### [DESCRIPTION OF THE TASK]
In the entries that follow, how many lines hold the string "ylabel"? Give only that number.

### [MATERIAL SUPPLIED]

::::::::::

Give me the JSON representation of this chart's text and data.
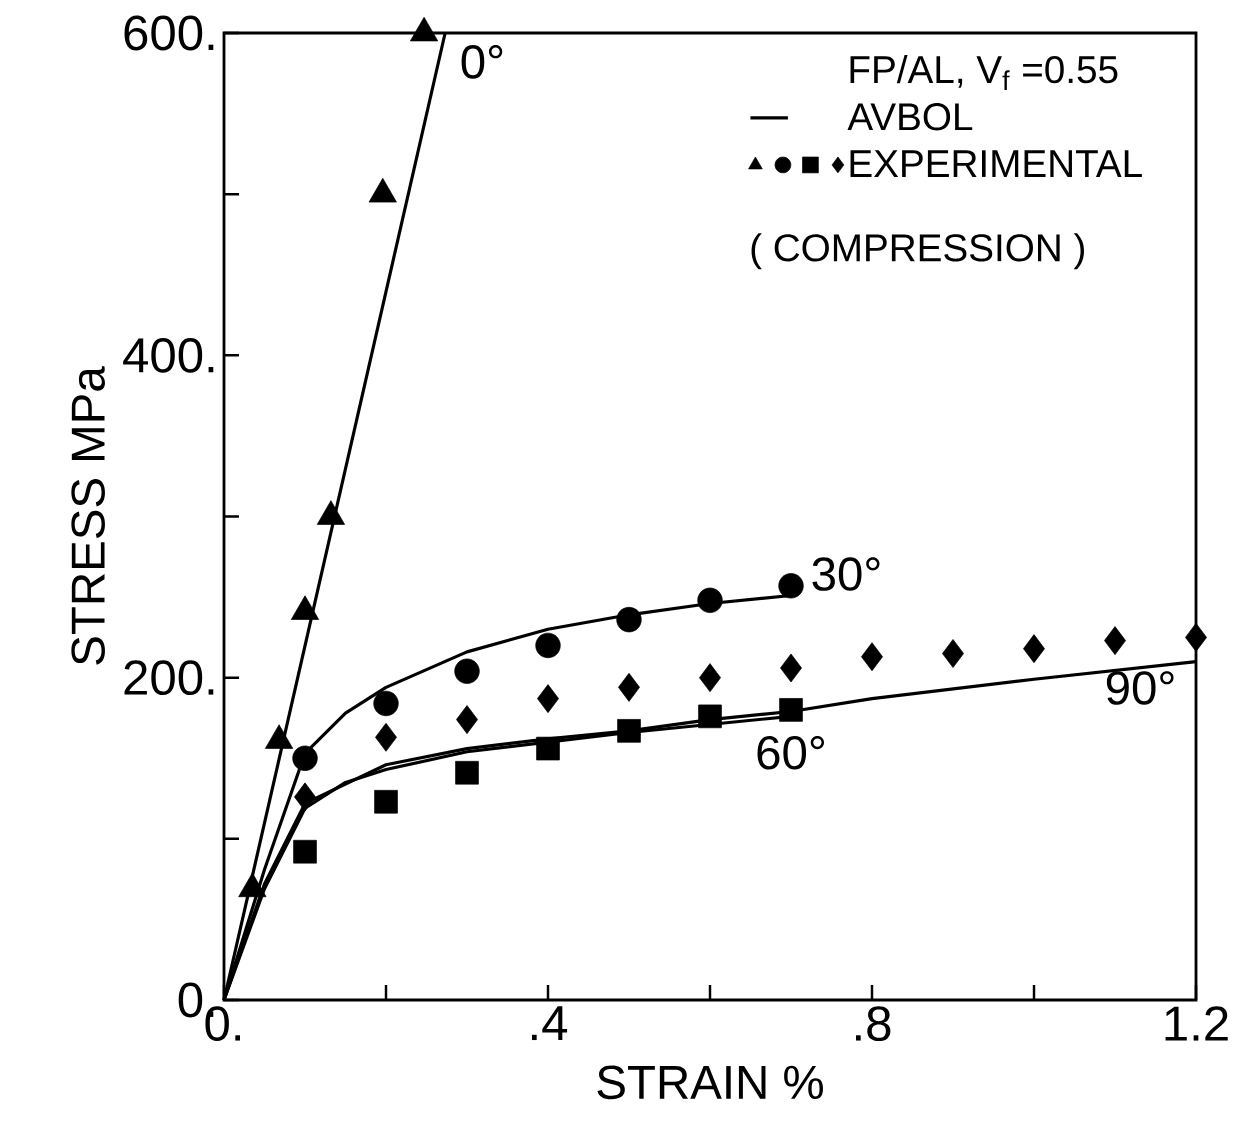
{
  "chart_data": {
    "type": "line",
    "xlabel": "STRAIN %",
    "ylabel": "STRESS MPa",
    "legend_title": "FP/AL, V$_{f}$ =0.55",
    "legend": "top right",
    "xlim": [
      0,
      1.2
    ],
    "ylim": [
      0,
      600
    ],
    "xticks": [
      {
        "value": 0,
        "label": "0."
      },
      {
        "value": 0.2,
        "label": null
      },
      {
        "value": 0.4,
        "label": ".4"
      },
      {
        "value": 0.6,
        "label": null
      },
      {
        "value": 0.8,
        "label": ".8"
      },
      {
        "value": 1.0,
        "label": null
      },
      {
        "value": 1.2,
        "label": "1.2"
      }
    ],
    "yticks": [
      {
        "value": 0,
        "label": "0."
      },
      {
        "value": 100,
        "label": null
      },
      {
        "value": 200,
        "label": "200."
      },
      {
        "value": 300,
        "label": null
      },
      {
        "value": 400,
        "label": "400."
      },
      {
        "value": 500,
        "label": null
      },
      {
        "value": 600,
        "label": "600."
      }
    ],
    "series": [
      {
        "name": "AVBOL",
        "color": "#000000",
        "marker": "none",
        "x": [
          0,
          0.273
        ],
        "values": [
          0,
          600
        ]
      },
      {
        "color": "#000000",
        "marker": "none",
        "x": [
          0,
          0.05,
          0.1,
          0.15,
          0.2,
          0.3,
          0.4,
          0.5,
          0.6,
          0.7
        ],
        "values": [
          0,
          81,
          153,
          178,
          194,
          216,
          230,
          239,
          246,
          251
        ]
      },
      {
        "color": "#000000",
        "marker": "none",
        "x": [
          0,
          0.05,
          0.1,
          0.15,
          0.2,
          0.3,
          0.4,
          0.5,
          0.6,
          0.7
        ],
        "values": [
          0,
          69,
          119,
          135,
          143,
          154,
          160,
          166,
          171,
          176
        ]
      },
      {
        "color": "#000000",
        "marker": "none",
        "x": [
          0,
          0.05,
          0.1,
          0.2,
          0.3,
          0.4,
          0.5,
          0.6,
          0.7,
          0.8,
          1.0,
          1.2
        ],
        "values": [
          0,
          72,
          122,
          146,
          156,
          162,
          167,
          174,
          179,
          187,
          199,
          210
        ]
      },
      {
        "type": "scatter",
        "color": "#000000",
        "marker": "triangle",
        "x": [
          0.035,
          0.068,
          0.1,
          0.132,
          0.196,
          0.247
        ],
        "values": [
          69,
          161,
          241,
          300,
          500,
          600
        ]
      },
      {
        "type": "scatter",
        "color": "#000000",
        "marker": "circle",
        "x": [
          0.1,
          0.2,
          0.3,
          0.4,
          0.5,
          0.6,
          0.7
        ],
        "values": [
          150,
          184,
          204,
          220,
          236,
          248,
          257
        ]
      },
      {
        "type": "scatter",
        "color": "#000000",
        "marker": "square",
        "x": [
          0.1,
          0.2,
          0.3,
          0.4,
          0.5,
          0.6,
          0.7
        ],
        "values": [
          92,
          123,
          141,
          156,
          167,
          176,
          180
        ]
      },
      {
        "name": "EXPERIMENTAL",
        "type": "scatter",
        "color": "#000000",
        "marker": "diamond",
        "x": [
          0.1,
          0.2,
          0.3,
          0.4,
          0.5,
          0.6,
          0.7,
          0.8,
          0.9,
          1.0,
          1.1,
          1.2
        ],
        "values": [
          126,
          163,
          174,
          187,
          194,
          200,
          206,
          213,
          215,
          218,
          223,
          225
        ]
      }
    ],
    "annotations": [
      {
        "text": "0°",
        "x": 0.273,
        "y": 600
      },
      {
        "text": "30°",
        "x": 0.7,
        "y": 251
      },
      {
        "text": "60°",
        "x": 0.7,
        "y": 176
      },
      {
        "text": "90°",
        "x": 1.2,
        "y": 210
      },
      "( COMPRESSION )"
    ]
  }
}
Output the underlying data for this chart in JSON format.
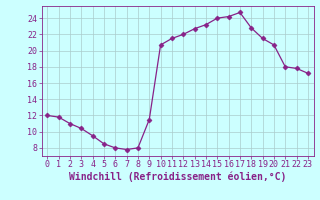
{
  "x": [
    0,
    1,
    2,
    3,
    4,
    5,
    6,
    7,
    8,
    9,
    10,
    11,
    12,
    13,
    14,
    15,
    16,
    17,
    18,
    19,
    20,
    21,
    22,
    23
  ],
  "y": [
    12,
    11.8,
    11,
    10.4,
    9.5,
    8.5,
    8,
    7.8,
    8,
    11.5,
    20.7,
    21.5,
    22,
    22.7,
    23.2,
    24,
    24.2,
    24.7,
    22.8,
    21.5,
    20.7,
    18,
    17.8,
    17.2
  ],
  "line_color": "#882288",
  "marker": "D",
  "markersize": 2.5,
  "linewidth": 0.9,
  "bg_color": "#ccffff",
  "grid_color": "#aacccc",
  "xlabel": "Windchill (Refroidissement éolien,°C)",
  "xlabel_fontsize": 7,
  "tick_fontsize": 6,
  "xlim": [
    -0.5,
    23.5
  ],
  "ylim": [
    7,
    25.5
  ],
  "yticks": [
    8,
    10,
    12,
    14,
    16,
    18,
    20,
    22,
    24
  ],
  "xticks": [
    0,
    1,
    2,
    3,
    4,
    5,
    6,
    7,
    8,
    9,
    10,
    11,
    12,
    13,
    14,
    15,
    16,
    17,
    18,
    19,
    20,
    21,
    22,
    23
  ]
}
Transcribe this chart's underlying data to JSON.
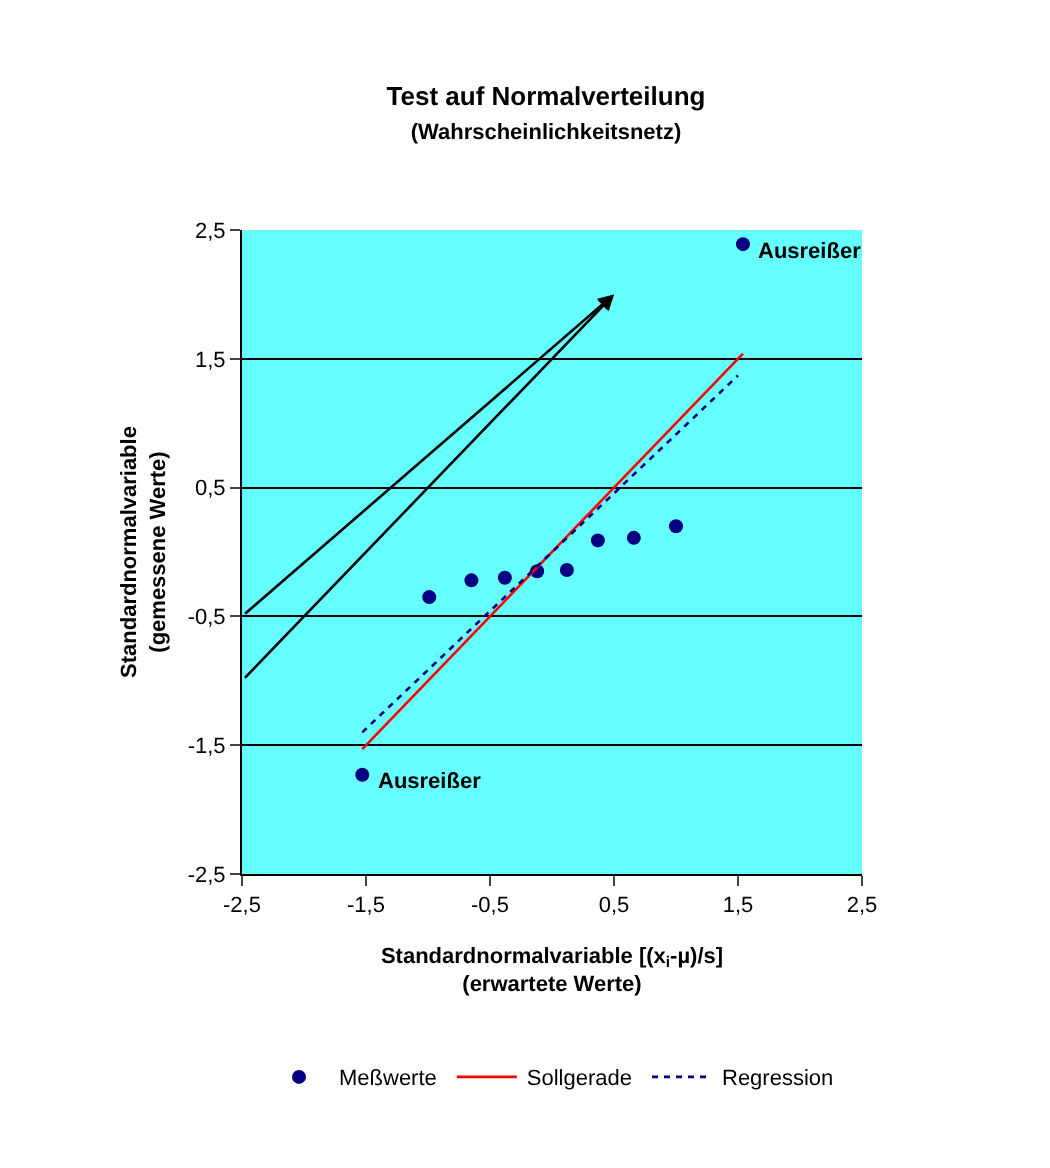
{
  "chart_data": {
    "type": "scatter",
    "title": "Test auf Normalverteilung",
    "subtitle": "(Wahrscheinlichkeitsnetz)",
    "xlabel": "Standardnormalvariable [(x$_{i}$-µ)/s]\n(erwartete Werte)",
    "ylabel": "Standardnormalvariable\n(gemessene Werte)",
    "series": [
      {
        "name": "Meßwerte",
        "marker": "circle",
        "color": "#000080",
        "x": [
          -1.53,
          -0.99,
          -0.65,
          -0.38,
          -0.12,
          0.12,
          0.37,
          0.66,
          1.0,
          1.54
        ],
        "values": [
          -1.73,
          -0.35,
          -0.22,
          -0.2,
          -0.15,
          -0.14,
          0.09,
          0.11,
          0.2,
          2.39
        ]
      },
      {
        "name": "Sollgerade",
        "type": "line",
        "line_style": "solid",
        "color": "#ff0000",
        "x": [
          -1.53,
          1.54
        ],
        "values": [
          -1.53,
          1.54
        ]
      },
      {
        "name": "Regression",
        "type": "line",
        "line_style": "dotted",
        "color": "#000080",
        "x": [
          -1.53,
          1.5
        ],
        "values": [
          -1.4,
          1.37
        ]
      }
    ],
    "annotations": [
      {
        "text": "Ausreißer",
        "x": 1.54,
        "y": 2.39
      },
      {
        "text": "Ausreißer",
        "x": -1.53,
        "y": -1.73
      }
    ],
    "xlim": [
      -2.5,
      2.5
    ],
    "ylim": [
      -2.5,
      2.5
    ],
    "xticks": [
      {
        "value": -2.5,
        "label": "-2,5"
      },
      {
        "value": -1.5,
        "label": "-1,5"
      },
      {
        "value": -0.5,
        "label": "-0,5"
      },
      {
        "value": 0.5,
        "label": "0,5"
      },
      {
        "value": 1.5,
        "label": "1,5"
      },
      {
        "value": 2.5,
        "label": "2,5"
      }
    ],
    "yticks": [
      {
        "value": -2.5,
        "label": "-2,5"
      },
      {
        "value": -1.5,
        "label": "-1,5"
      },
      {
        "value": -0.5,
        "label": "-0,5"
      },
      {
        "value": 0.5,
        "label": "0,5"
      },
      {
        "value": 1.5,
        "label": "1,5"
      },
      {
        "value": 2.5,
        "label": "2,5"
      }
    ],
    "grid": "y",
    "legend": "bottom"
  }
}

::::::::::

### [ANSWER TO THE TASK]
2